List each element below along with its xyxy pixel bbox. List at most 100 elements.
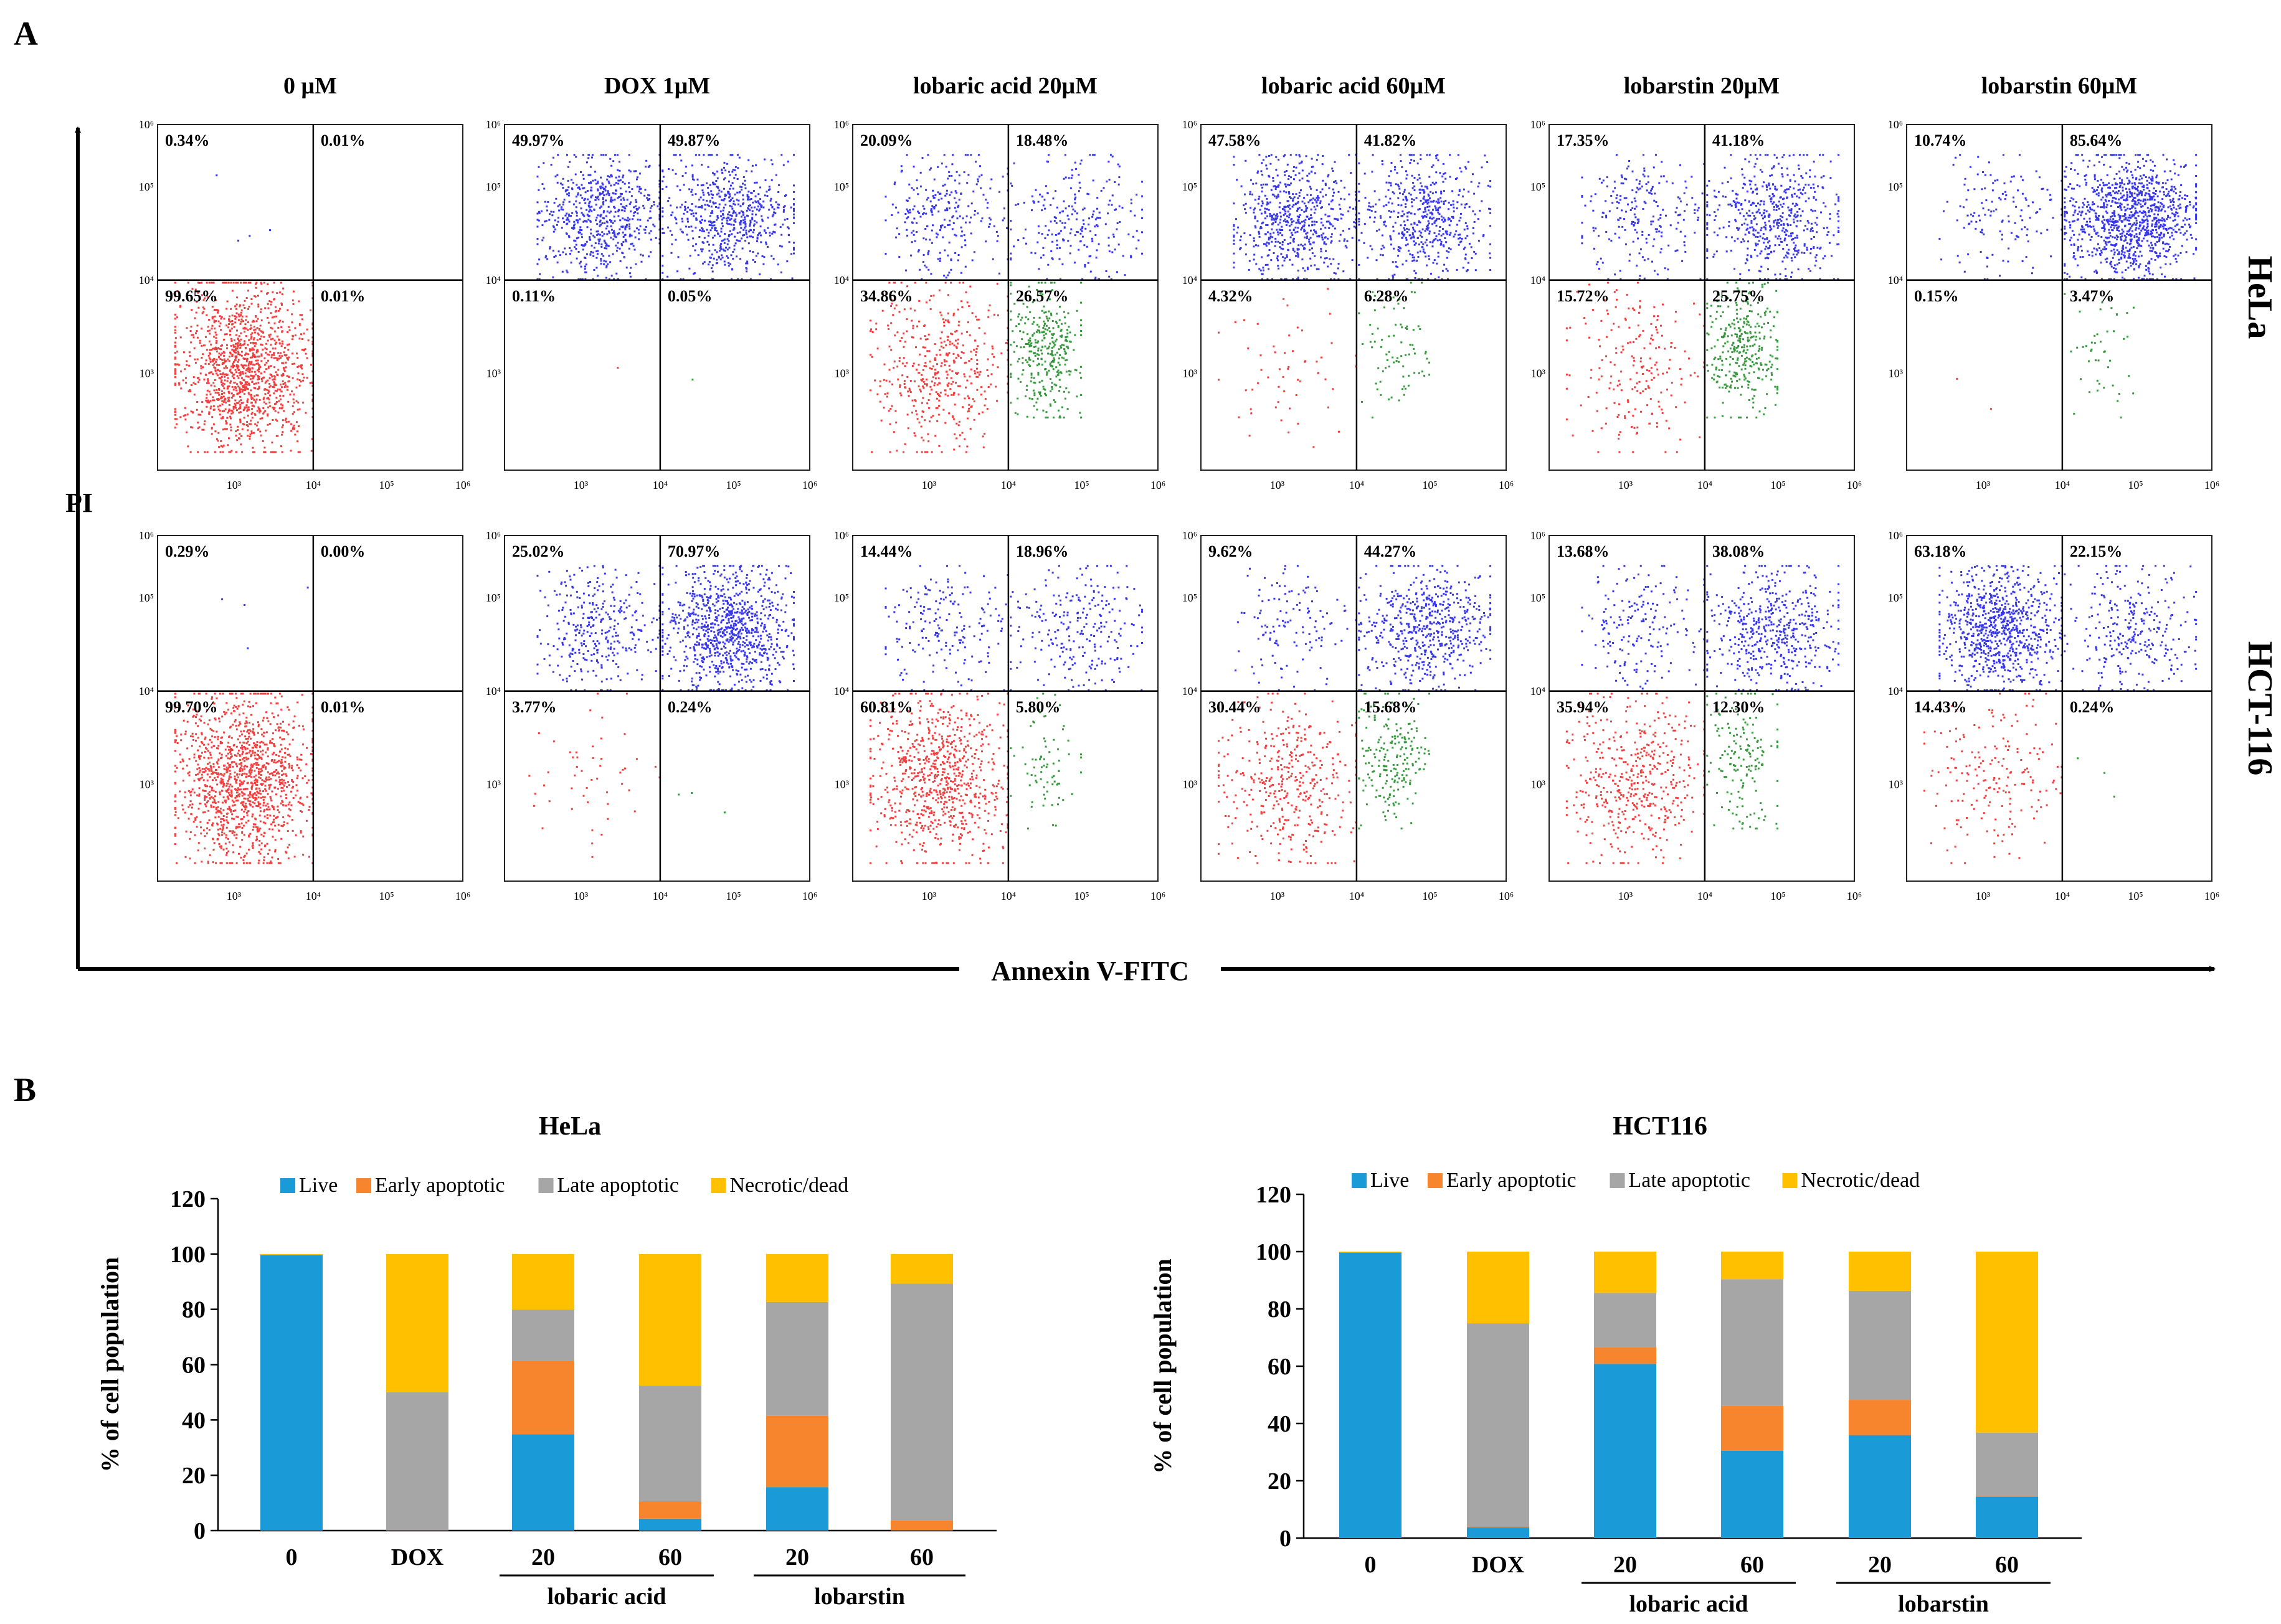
bar-segment-early-apoptotic (1594, 1347, 1656, 1364)
y-tick-label: 10⁴ (139, 685, 154, 697)
dot-population (617, 367, 619, 369)
column-header: 0 μM (283, 73, 337, 99)
dot-population (870, 281, 1009, 453)
quadrant-ur-value: 44.27% (1364, 542, 1417, 560)
dot-plot: 10³ 10⁴ 10⁵ 10⁶ 10³ 10⁴ 10⁵ 10⁶ 25.02% 70.97% 3.77… (486, 529, 817, 902)
bar-segment-early-apoptotic (512, 1361, 574, 1435)
quadrant-lr-value: 0.05% (668, 287, 713, 305)
x-tick-label: 10⁴ (1001, 890, 1016, 902)
bar-segment-late-apoptotic (512, 1310, 574, 1361)
plot-frame (504, 535, 810, 882)
dot-population (1956, 377, 1992, 410)
bar-segment-necrotic-dead (891, 1253, 953, 1284)
quadrant-ll-value: 35.94% (1557, 698, 1610, 716)
quadrant-ul-value: 10.74% (1914, 131, 1967, 149)
x-tick-label: 10³ (922, 479, 937, 491)
dot-population (1233, 154, 1357, 280)
x-tick-label: 10⁴ (1697, 890, 1712, 902)
y-tick-label: 80 (1268, 1296, 1291, 1323)
dot-population (1358, 154, 1492, 280)
quadrant-ll-value: 30.44% (1208, 698, 1261, 716)
y-tick-label: 10⁵ (834, 181, 849, 193)
plot-frame (157, 535, 463, 882)
x-tick-label: 10⁴ (306, 890, 321, 902)
dot-plot: 10³ 10⁴ 10⁵ 10⁶ 10³ 10⁴ 10⁵ 10⁶ 9.62% 44.27% 30.44… (1182, 529, 1514, 902)
y-tick-label: 10⁴ (1182, 274, 1197, 286)
quadrant-lr-value: 0.24% (2070, 698, 2115, 716)
legend-label: Necrotic/dead (1801, 1169, 1920, 1192)
x-tick-label: 60 (658, 1544, 682, 1570)
x-tick-label: 10⁵ (726, 479, 741, 491)
x-tick-label: 60 (910, 1544, 934, 1570)
annexin-axis-label: Annexin V-FITC (991, 956, 1188, 986)
quadrant-ul-value: 13.68% (1557, 542, 1610, 560)
x-tick-label: 10⁶ (1847, 890, 1862, 902)
quadrant-ul-value: 17.35% (1557, 131, 1610, 149)
x-tick-label: 60 (1740, 1552, 1764, 1578)
x-tick-label: 10³ (1976, 890, 1991, 902)
dot-population (1218, 692, 1357, 864)
y-tick-label: 10³ (1889, 778, 1904, 791)
x-tick-label: 10⁶ (802, 890, 817, 902)
x-tick-label: 10⁶ (1499, 479, 1514, 491)
y-tick-label: 60 (182, 1353, 206, 1379)
column-header: lobaric acid 20μM (913, 73, 1098, 99)
legend-label: Live (1370, 1169, 1409, 1192)
dot-population (536, 154, 661, 280)
quadrant-ul-value: 25.02% (512, 542, 565, 560)
x-tick-label: 10³ (574, 479, 589, 491)
dot-plot: 10³ 10⁴ 10⁵ 10⁶ 10³ 10⁴ 10⁵ 10⁶ 0.34% 0.01% 99.65%… (139, 118, 470, 491)
x-tick-label: 10⁴ (653, 479, 668, 491)
dot-cloud (870, 154, 1143, 453)
bar-segment-live (639, 1518, 701, 1531)
quadrant-ur-value: 18.48% (1016, 131, 1069, 149)
plot-frame (1906, 124, 2212, 471)
x-tick-label: 10⁴ (1001, 479, 1016, 491)
group-label: lobaric acid (1629, 1591, 1748, 1617)
dot-population (2064, 565, 2198, 691)
row-label: HCT-116 (2241, 641, 2279, 776)
y-tick-label: 10⁴ (1530, 685, 1545, 697)
x-tick-label: 10⁶ (1847, 479, 1862, 491)
dot-population (1581, 565, 1705, 690)
bar-chart: HeLa 0 20 40 60 80 100 120 % of cell population 0… (96, 1112, 997, 1610)
bar-segment-necrotic-dead (1467, 1252, 1529, 1324)
bar-segment-necrotic-dead (639, 1253, 701, 1386)
x-tick-label: 20 (531, 1544, 555, 1570)
quadrant-ul-value: 20.09% (860, 131, 913, 149)
legend-swatch (538, 1178, 554, 1193)
bar-segment-live (766, 1487, 828, 1531)
bar-segment-late-apoptotic (766, 1301, 828, 1416)
quadrant-lr-value: 3.47% (2070, 287, 2115, 305)
y-tick-label: 10⁵ (486, 181, 501, 193)
quadrant-lr-value: 26.57% (1016, 287, 1069, 305)
quadrant-ur-value: 49.87% (668, 131, 721, 149)
quadrant-ul-value: 14.44% (860, 542, 913, 560)
quadrant-ll-value: 99.70% (165, 698, 218, 716)
y-tick-label: 10⁶ (486, 529, 501, 542)
pi-axis-label: PI (65, 488, 93, 518)
dot-population (2077, 757, 2115, 798)
column-header: lobaric acid 60μM (1261, 73, 1446, 99)
y-tick-label: 10³ (1889, 367, 1904, 380)
y-tick-label: 10⁶ (1182, 529, 1197, 542)
y-tick-label: 10⁶ (834, 529, 849, 542)
y-tick-label: 10⁶ (1888, 118, 1903, 131)
plot-frame (1906, 535, 2212, 882)
bar-segment-late-apoptotic (386, 1392, 448, 1531)
bar-segment-necrotic-dead (386, 1253, 448, 1392)
dot-population (662, 565, 795, 691)
y-tick-label: 10⁶ (1888, 529, 1903, 542)
y-tick-label: 20 (182, 1463, 206, 1489)
panel-b-label: B (14, 1071, 36, 1108)
legend-label: Necrotic/dead (730, 1174, 849, 1197)
quadrant-ur-value: 38.08% (1712, 542, 1765, 560)
legend-swatch (711, 1178, 726, 1193)
x-tick-label: 10⁵ (1074, 890, 1089, 902)
y-tick-label: 10⁴ (1888, 685, 1903, 697)
x-tick-label: 10⁴ (653, 890, 668, 902)
bar-charts: HeLa 0 20 40 60 80 100 120 % of cell population 0… (96, 1112, 2082, 1617)
row-label: HeLa (2241, 256, 2279, 339)
plot-frame (1200, 124, 1507, 471)
quadrant-ll-value: 4.32% (1208, 287, 1253, 305)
════════════════
Problem ▸ List every line of the listing above that contains the string "frame", matching case exactly.

Response ▸
plot-frame (504, 535, 810, 882)
plot-frame (157, 535, 463, 882)
plot-frame (1906, 124, 2212, 471)
plot-frame (1906, 535, 2212, 882)
plot-frame (1200, 124, 1507, 471)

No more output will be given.